### Text

Building on this validation, we present CaNetiCs, an open-source software toolbox that integrates standardized implementations of NMF and complementary DR methods, alongside modules for geometric low-dimensional space modeling, and synthetic neuronal simulations. We apply this framework to datasets from C. elegans and murine recordings under graded anesthesia, recapitulating known physiological trends while uncovering novel insights into neural population dynamics and state transitions.
Finally, we extend this analytical ideology to the supervised learning domain by introducing a data augmentation strategy for enhancing epileptic spike ripple detection in human electrophysiological recordings. Employing LSTM-based neural networks, we show that training on a combination of empirically grounded synthetic and in vivo data improves classifier performance, offering a scalable solution to training-data scarcity in clinical neurodiagnostics.
Together, these contributions provide accessible, interpretable, and rigorously validated frameworks for dimensionality reduction and machine learning in neuroscience, advancing both understanding and translational utility in the analysis of complex neural systems. By integrating biologically grounded decomposition methods, open-source analytical software, and data-driven neural network architectures, this work bridges methodological innovation with practical implementation. The tools and techniques developed herein not only facilitate the discovery of latent structure in large-scale neuronal recordings but also enable the automated identification of clinically relevant biomarkers. In doing so, this dissertation empowers researchers to more effectively characterize dynamic brain activity across species, brain states, and experimental paradigms, adding to a computational foundation for reproducible, scalable, and hypothesis-driven neuroscience.

######
### Provided records

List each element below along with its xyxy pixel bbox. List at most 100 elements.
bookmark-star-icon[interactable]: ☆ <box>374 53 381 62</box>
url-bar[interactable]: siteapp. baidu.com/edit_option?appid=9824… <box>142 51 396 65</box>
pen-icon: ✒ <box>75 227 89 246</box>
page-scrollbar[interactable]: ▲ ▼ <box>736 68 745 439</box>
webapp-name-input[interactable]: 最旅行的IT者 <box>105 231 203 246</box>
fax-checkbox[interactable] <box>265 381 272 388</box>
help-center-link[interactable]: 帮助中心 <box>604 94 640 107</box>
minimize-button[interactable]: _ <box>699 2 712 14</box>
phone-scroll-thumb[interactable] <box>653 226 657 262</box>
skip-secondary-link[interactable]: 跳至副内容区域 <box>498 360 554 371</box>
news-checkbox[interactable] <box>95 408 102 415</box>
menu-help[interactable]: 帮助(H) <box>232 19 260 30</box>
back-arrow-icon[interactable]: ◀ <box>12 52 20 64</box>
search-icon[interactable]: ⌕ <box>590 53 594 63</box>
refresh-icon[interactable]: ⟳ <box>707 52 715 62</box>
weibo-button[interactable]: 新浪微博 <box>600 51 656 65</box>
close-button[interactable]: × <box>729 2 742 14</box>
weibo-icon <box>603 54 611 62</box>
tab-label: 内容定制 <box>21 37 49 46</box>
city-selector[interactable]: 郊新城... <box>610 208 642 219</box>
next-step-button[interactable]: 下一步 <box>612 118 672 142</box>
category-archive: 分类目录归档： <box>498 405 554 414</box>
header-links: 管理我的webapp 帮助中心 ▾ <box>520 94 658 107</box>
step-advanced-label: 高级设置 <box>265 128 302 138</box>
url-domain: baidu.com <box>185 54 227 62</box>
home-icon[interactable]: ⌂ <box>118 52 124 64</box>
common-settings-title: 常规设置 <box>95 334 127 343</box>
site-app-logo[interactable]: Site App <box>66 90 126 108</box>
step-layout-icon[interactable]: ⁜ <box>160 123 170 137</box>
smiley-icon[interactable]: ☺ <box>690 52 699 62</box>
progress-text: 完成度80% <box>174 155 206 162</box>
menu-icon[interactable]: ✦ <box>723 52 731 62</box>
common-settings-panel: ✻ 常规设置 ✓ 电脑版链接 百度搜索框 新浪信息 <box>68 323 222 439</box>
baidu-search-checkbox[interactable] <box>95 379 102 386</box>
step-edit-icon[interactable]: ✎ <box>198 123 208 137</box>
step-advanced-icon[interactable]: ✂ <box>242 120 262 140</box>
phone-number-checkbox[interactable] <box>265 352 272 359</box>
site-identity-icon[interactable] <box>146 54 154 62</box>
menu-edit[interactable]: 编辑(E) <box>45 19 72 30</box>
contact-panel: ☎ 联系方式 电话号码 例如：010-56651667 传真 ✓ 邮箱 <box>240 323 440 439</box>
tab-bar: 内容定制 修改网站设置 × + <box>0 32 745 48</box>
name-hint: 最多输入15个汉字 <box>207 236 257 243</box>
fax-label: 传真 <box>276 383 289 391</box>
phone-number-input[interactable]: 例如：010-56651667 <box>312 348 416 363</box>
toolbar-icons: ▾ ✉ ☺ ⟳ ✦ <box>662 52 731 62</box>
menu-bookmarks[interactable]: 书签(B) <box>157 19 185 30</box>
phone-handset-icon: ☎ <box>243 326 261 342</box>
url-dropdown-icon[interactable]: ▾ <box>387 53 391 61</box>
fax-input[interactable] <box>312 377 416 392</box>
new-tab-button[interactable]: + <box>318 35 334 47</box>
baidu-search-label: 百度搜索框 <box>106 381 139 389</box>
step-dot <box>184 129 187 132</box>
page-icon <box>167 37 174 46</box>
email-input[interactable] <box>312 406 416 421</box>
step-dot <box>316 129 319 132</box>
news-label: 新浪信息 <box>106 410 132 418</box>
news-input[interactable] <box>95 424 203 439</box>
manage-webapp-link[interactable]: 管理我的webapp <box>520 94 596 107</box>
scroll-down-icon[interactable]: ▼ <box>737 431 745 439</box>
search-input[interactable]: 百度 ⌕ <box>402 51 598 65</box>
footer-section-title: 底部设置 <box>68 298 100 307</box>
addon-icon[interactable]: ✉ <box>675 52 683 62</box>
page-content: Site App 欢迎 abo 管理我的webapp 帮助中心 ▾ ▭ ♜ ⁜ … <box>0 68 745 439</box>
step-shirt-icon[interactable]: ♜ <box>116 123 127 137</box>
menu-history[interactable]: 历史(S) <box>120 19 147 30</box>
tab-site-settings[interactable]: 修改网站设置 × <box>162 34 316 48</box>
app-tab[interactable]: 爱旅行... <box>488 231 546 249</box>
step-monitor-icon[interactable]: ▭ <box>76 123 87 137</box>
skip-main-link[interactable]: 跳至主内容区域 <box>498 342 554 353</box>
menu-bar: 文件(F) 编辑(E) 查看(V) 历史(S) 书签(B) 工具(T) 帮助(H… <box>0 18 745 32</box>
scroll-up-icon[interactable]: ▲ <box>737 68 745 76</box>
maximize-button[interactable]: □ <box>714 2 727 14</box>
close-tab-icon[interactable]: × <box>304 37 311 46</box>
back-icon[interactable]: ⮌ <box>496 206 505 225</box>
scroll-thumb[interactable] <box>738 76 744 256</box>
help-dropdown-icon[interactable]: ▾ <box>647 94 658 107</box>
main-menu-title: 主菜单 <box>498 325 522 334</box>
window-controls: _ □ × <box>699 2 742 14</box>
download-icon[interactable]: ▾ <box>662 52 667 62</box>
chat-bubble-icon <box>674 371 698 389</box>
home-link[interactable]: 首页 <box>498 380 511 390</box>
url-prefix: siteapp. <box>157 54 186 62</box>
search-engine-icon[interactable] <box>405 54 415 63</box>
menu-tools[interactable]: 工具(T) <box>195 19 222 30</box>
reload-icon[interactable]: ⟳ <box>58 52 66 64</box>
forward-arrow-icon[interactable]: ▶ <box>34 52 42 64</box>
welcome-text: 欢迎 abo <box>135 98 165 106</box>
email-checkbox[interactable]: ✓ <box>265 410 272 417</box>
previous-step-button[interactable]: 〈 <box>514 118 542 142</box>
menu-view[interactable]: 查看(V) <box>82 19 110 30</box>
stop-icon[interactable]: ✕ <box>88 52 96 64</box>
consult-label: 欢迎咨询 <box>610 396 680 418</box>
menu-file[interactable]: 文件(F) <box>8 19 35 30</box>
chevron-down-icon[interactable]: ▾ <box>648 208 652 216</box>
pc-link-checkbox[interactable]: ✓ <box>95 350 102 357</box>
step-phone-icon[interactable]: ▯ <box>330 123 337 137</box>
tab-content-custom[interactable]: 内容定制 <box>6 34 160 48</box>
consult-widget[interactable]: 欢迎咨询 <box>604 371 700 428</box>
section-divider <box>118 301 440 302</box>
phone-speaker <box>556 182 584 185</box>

######

=== Brief ===
Transcribe the passage of the dissertation summary starting with "Building on this" and going on through "and state transitions.". The rows have nothing to do with the text.

=== Response ===
Building on this validation, we present CaNetiCs, an open-source software toolbox that integrates standardized implementations of NMF and complementary DR methods, alongside modules for geometric low-dimensional space modeling, and synthetic neuronal simulations. We apply this framework to datasets from C. elegans and murine recordings under graded anesthesia, recapitulating known physiological trends while uncovering novel insights into neural population dynamics and state transitions.